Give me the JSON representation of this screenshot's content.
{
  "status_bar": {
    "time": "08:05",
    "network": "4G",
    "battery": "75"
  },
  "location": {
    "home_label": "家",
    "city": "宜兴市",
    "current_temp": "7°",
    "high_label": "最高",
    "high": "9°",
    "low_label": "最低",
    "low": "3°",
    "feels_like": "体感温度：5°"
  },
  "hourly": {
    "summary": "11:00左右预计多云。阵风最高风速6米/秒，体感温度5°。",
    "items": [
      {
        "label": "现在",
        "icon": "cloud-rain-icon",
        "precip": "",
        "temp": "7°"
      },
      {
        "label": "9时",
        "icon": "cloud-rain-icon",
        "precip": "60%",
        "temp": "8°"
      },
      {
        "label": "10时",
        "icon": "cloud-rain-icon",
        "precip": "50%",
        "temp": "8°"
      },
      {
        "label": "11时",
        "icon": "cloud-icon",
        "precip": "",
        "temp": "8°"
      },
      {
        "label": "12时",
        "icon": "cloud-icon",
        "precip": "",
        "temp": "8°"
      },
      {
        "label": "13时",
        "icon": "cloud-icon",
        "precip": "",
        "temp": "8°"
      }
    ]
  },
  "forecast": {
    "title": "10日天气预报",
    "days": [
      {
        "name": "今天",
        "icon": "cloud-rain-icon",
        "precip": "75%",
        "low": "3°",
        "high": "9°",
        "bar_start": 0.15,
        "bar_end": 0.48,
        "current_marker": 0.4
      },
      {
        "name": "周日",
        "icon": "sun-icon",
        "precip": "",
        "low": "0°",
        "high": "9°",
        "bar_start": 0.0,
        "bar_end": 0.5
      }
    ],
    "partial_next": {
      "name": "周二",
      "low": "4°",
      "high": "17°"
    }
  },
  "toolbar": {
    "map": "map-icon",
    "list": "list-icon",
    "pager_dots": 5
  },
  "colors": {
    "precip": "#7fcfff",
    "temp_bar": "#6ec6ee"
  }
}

▶ _WRITTEN INSTRUCTION_:
Copy the records above exactly as they appear.

▶ _WRITTEN RESPONSE_:
Give me the JSON representation of this screenshot's content.
{
  "status_bar": {
    "time": "08:05",
    "network": "4G",
    "battery": "75"
  },
  "location": {
    "home_label": "家",
    "city": "宜兴市",
    "current_temp": "7°",
    "high_label": "最高",
    "high": "9°",
    "low_label": "最低",
    "low": "3°",
    "feels_like": "体感温度：5°"
  },
  "hourly": {
    "summary": "11:00左右预计多云。阵风最高风速6米/秒，体感温度5°。",
    "items": [
      {
        "label": "现在",
        "icon": "cloud-rain-icon",
        "precip": "",
        "temp": "7°"
      },
      {
        "label": "9时",
        "icon": "cloud-rain-icon",
        "precip": "60%",
        "temp": "8°"
      },
      {
        "label": "10时",
        "icon": "cloud-rain-icon",
        "precip": "50%",
        "temp": "8°"
      },
      {
        "label": "11时",
        "icon": "cloud-icon",
        "precip": "",
        "temp": "8°"
      },
      {
        "label": "12时",
        "icon": "cloud-icon",
        "precip": "",
        "temp": "8°"
      },
      {
        "label": "13时",
        "icon": "cloud-icon",
        "precip": "",
        "temp": "8°"
      }
    ]
  },
  "forecast": {
    "title": "10日天气预报",
    "days": [
      {
        "name": "今天",
        "icon": "cloud-rain-icon",
        "precip": "75%",
        "low": "3°",
        "high": "9°",
        "bar_start": 0.15,
        "bar_end": 0.48,
        "current_marker": 0.4
      },
      {
        "name": "周日",
        "icon": "sun-icon",
        "precip": "",
        "low": "0°",
        "high": "9°",
        "bar_start": 0.0,
        "bar_end": 0.5
      }
    ],
    "partial_next": {
      "name": "周二",
      "low": "4°",
      "high": "17°"
    }
  },
  "toolbar": {
    "map": "map-icon",
    "list": "list-icon",
    "pager_dots": 5
  },
  "colors": {
    "precip": "#7fcfff",
    "temp_bar": "#6ec6ee"
  }
}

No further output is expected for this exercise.